___ ENTRIES PROVIDED
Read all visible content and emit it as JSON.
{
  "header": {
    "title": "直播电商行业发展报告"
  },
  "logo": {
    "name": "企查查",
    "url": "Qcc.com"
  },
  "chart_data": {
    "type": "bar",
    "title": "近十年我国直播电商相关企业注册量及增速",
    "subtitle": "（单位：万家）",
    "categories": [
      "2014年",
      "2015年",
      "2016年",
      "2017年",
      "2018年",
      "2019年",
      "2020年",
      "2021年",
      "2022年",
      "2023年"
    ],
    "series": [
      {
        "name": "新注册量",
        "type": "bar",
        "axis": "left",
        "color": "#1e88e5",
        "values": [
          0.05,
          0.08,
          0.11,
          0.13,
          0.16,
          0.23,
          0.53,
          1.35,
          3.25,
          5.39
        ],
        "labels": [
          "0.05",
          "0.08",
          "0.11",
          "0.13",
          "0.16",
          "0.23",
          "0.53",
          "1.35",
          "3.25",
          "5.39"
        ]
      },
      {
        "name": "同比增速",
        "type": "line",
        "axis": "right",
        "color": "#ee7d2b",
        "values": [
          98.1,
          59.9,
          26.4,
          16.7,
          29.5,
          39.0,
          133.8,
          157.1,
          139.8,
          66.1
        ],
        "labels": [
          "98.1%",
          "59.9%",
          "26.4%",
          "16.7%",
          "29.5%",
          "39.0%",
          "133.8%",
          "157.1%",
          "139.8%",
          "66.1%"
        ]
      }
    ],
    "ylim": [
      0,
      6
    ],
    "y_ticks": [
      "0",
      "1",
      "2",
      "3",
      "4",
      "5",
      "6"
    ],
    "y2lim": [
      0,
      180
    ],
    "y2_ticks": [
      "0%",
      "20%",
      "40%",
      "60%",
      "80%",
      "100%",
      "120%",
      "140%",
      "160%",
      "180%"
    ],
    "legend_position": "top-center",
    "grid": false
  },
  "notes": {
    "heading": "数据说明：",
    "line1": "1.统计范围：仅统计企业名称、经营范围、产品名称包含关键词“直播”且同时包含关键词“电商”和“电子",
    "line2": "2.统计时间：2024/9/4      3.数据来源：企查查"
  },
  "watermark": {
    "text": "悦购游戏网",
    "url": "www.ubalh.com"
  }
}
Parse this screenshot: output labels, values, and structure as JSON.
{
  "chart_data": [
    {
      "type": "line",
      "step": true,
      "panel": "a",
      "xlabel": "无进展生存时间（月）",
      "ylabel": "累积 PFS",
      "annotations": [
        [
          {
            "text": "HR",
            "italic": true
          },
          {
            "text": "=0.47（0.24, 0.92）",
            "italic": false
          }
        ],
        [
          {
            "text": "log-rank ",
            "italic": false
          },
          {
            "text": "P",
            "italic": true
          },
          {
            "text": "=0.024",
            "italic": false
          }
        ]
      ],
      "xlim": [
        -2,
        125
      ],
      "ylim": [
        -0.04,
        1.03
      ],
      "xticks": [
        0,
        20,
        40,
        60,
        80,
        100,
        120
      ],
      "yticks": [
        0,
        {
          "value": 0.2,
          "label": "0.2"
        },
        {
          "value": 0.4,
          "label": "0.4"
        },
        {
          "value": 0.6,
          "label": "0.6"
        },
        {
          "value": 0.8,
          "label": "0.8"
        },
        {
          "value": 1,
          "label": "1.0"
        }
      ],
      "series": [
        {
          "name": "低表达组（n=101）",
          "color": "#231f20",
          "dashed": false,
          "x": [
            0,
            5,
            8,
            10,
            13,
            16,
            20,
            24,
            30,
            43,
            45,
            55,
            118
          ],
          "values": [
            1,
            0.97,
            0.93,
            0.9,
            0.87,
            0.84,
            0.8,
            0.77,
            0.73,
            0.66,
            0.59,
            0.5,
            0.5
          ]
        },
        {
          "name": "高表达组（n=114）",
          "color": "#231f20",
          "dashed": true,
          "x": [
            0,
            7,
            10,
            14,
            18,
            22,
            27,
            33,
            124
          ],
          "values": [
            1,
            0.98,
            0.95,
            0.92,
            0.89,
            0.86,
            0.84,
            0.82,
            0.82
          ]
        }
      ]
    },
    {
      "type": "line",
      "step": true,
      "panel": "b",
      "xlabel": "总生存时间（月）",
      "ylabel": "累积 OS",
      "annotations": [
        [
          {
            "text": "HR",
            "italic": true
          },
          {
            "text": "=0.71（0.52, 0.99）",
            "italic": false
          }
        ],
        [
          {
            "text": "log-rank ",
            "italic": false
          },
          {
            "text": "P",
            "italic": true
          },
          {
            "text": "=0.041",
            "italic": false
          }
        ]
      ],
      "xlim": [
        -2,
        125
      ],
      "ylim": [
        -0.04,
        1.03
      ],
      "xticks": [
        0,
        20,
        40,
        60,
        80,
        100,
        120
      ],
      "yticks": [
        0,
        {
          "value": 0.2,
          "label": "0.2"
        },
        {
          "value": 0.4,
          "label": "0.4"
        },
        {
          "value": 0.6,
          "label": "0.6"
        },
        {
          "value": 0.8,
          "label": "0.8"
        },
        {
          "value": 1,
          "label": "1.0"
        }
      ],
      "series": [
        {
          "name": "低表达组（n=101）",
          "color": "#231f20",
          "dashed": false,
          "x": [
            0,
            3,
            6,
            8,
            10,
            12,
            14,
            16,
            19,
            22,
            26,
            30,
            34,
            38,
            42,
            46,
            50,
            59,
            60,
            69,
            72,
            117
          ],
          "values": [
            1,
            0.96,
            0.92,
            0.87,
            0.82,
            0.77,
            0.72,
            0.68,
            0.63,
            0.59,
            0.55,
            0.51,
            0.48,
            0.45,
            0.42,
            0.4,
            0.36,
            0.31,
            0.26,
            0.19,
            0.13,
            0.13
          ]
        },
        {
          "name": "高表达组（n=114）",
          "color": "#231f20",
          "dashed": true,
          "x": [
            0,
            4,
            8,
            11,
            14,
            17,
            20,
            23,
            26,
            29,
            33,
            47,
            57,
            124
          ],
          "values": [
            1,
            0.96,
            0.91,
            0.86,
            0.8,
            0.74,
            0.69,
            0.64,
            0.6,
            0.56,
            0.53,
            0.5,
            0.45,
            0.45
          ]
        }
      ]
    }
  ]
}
______
**WHAT TO DO:**
Write each line above out exactly.

**EXERCISE RESULT:**
Read all visible content and emit it as JSON.
{
  "header": {
    "title": "直播电商行业发展报告"
  },
  "logo": {
    "name": "企查查",
    "url": "Qcc.com"
  },
  "chart_data": {
    "type": "bar",
    "title": "近十年我国直播电商相关企业注册量及增速",
    "subtitle": "（单位：万家）",
    "categories": [
      "2014年",
      "2015年",
      "2016年",
      "2017年",
      "2018年",
      "2019年",
      "2020年",
      "2021年",
      "2022年",
      "2023年"
    ],
    "series": [
      {
        "name": "新注册量",
        "type": "bar",
        "axis": "left",
        "color": "#1e88e5",
        "values": [
          0.05,
          0.08,
          0.11,
          0.13,
          0.16,
          0.23,
          0.53,
          1.35,
          3.25,
          5.39
        ],
        "labels": [
          "0.05",
          "0.08",
          "0.11",
          "0.13",
          "0.16",
          "0.23",
          "0.53",
          "1.35",
          "3.25",
          "5.39"
        ]
      },
      {
        "name": "同比增速",
        "type": "line",
        "axis": "right",
        "color": "#ee7d2b",
        "values": [
          98.1,
          59.9,
          26.4,
          16.7,
          29.5,
          39.0,
          133.8,
          157.1,
          139.8,
          66.1
        ],
        "labels": [
          "98.1%",
          "59.9%",
          "26.4%",
          "16.7%",
          "29.5%",
          "39.0%",
          "133.8%",
          "157.1%",
          "139.8%",
          "66.1%"
        ]
      }
    ],
    "ylim": [
      0,
      6
    ],
    "y_ticks": [
      "0",
      "1",
      "2",
      "3",
      "4",
      "5",
      "6"
    ],
    "y2lim": [
      0,
      180
    ],
    "y2_ticks": [
      "0%",
      "20%",
      "40%",
      "60%",
      "80%",
      "100%",
      "120%",
      "140%",
      "160%",
      "180%"
    ],
    "legend_position": "top-center",
    "grid": false
  },
  "notes": {
    "heading": "数据说明：",
    "line1": "1.统计范围：仅统计企业名称、经营范围、产品名称包含关键词“直播”且同时包含关键词“电商”和“电子",
    "line2": "2.统计时间：2024/9/4      3.数据来源：企查查"
  },
  "watermark": {
    "text": "悦购游戏网",
    "url": "www.ubalh.com"
  }
}
Parse this screenshot: output labels, values, and structure as JSON.
{
  "chart_data": [
    {
      "type": "line",
      "step": true,
      "panel": "a",
      "xlabel": "无进展生存时间（月）",
      "ylabel": "累积 PFS",
      "annotations": [
        [
          {
            "text": "HR",
            "italic": true
          },
          {
            "text": "=0.47（0.24, 0.92）",
            "italic": false
          }
        ],
        [
          {
            "text": "log-rank ",
            "italic": false
          },
          {
            "text": "P",
            "italic": true
          },
          {
            "text": "=0.024",
            "italic": false
          }
        ]
      ],
      "xlim": [
        -2,
        125
      ],
      "ylim": [
        -0.04,
        1.03
      ],
      "xticks": [
        0,
        20,
        40,
        60,
        80,
        100,
        120
      ],
      "yticks": [
        0,
        {
          "value": 0.2,
          "label": "0.2"
        },
        {
          "value": 0.4,
          "label": "0.4"
        },
        {
          "value": 0.6,
          "label": "0.6"
        },
        {
          "value": 0.8,
          "label": "0.8"
        },
        {
          "value": 1,
          "label": "1.0"
        }
      ],
      "series": [
        {
          "name": "低表达组（n=101）",
          "color": "#231f20",
          "dashed": false,
          "x": [
            0,
            5,
            8,
            10,
            13,
            16,
            20,
            24,
            30,
            43,
            45,
            55,
            118
          ],
          "values": [
            1,
            0.97,
            0.93,
            0.9,
            0.87,
            0.84,
            0.8,
            0.77,
            0.73,
            0.66,
            0.59,
            0.5,
            0.5
          ]
        },
        {
          "name": "高表达组（n=114）",
          "color": "#231f20",
          "dashed": true,
          "x": [
            0,
            7,
            10,
            14,
            18,
            22,
            27,
            33,
            124
          ],
          "values": [
            1,
            0.98,
            0.95,
            0.92,
            0.89,
            0.86,
            0.84,
            0.82,
            0.82
          ]
        }
      ]
    },
    {
      "type": "line",
      "step": true,
      "panel": "b",
      "xlabel": "总生存时间（月）",
      "ylabel": "累积 OS",
      "annotations": [
        [
          {
            "text": "HR",
            "italic": true
          },
          {
            "text": "=0.71（0.52, 0.99）",
            "italic": false
          }
        ],
        [
          {
            "text": "log-rank ",
            "italic": false
          },
          {
            "text": "P",
            "italic": true
          },
          {
            "text": "=0.041",
            "italic": false
          }
        ]
      ],
      "xlim": [
        -2,
        125
      ],
      "ylim": [
        -0.04,
        1.03
      ],
      "xticks": [
        0,
        20,
        40,
        60,
        80,
        100,
        120
      ],
      "yticks": [
        0,
        {
          "value": 0.2,
          "label": "0.2"
        },
        {
          "value": 0.4,
          "label": "0.4"
        },
        {
          "value": 0.6,
          "label": "0.6"
        },
        {
          "value": 0.8,
          "label": "0.8"
        },
        {
          "value": 1,
          "label": "1.0"
        }
      ],
      "series": [
        {
          "name": "低表达组（n=101）",
          "color": "#231f20",
          "dashed": false,
          "x": [
            0,
            3,
            6,
            8,
            10,
            12,
            14,
            16,
            19,
            22,
            26,
            30,
            34,
            38,
            42,
            46,
            50,
            59,
            60,
            69,
            72,
            117
          ],
          "values": [
            1,
            0.96,
            0.92,
            0.87,
            0.82,
            0.77,
            0.72,
            0.68,
            0.63,
            0.59,
            0.55,
            0.51,
            0.48,
            0.45,
            0.42,
            0.4,
            0.36,
            0.31,
            0.26,
            0.19,
            0.13,
            0.13
          ]
        },
        {
          "name": "高表达组（n=114）",
          "color": "#231f20",
          "dashed": true,
          "x": [
            0,
            4,
            8,
            11,
            14,
            17,
            20,
            23,
            26,
            29,
            33,
            47,
            57,
            124
          ],
          "values": [
            1,
            0.96,
            0.91,
            0.86,
            0.8,
            0.74,
            0.69,
            0.64,
            0.6,
            0.56,
            0.53,
            0.5,
            0.45,
            0.45
          ]
        }
      ]
    }
  ]
}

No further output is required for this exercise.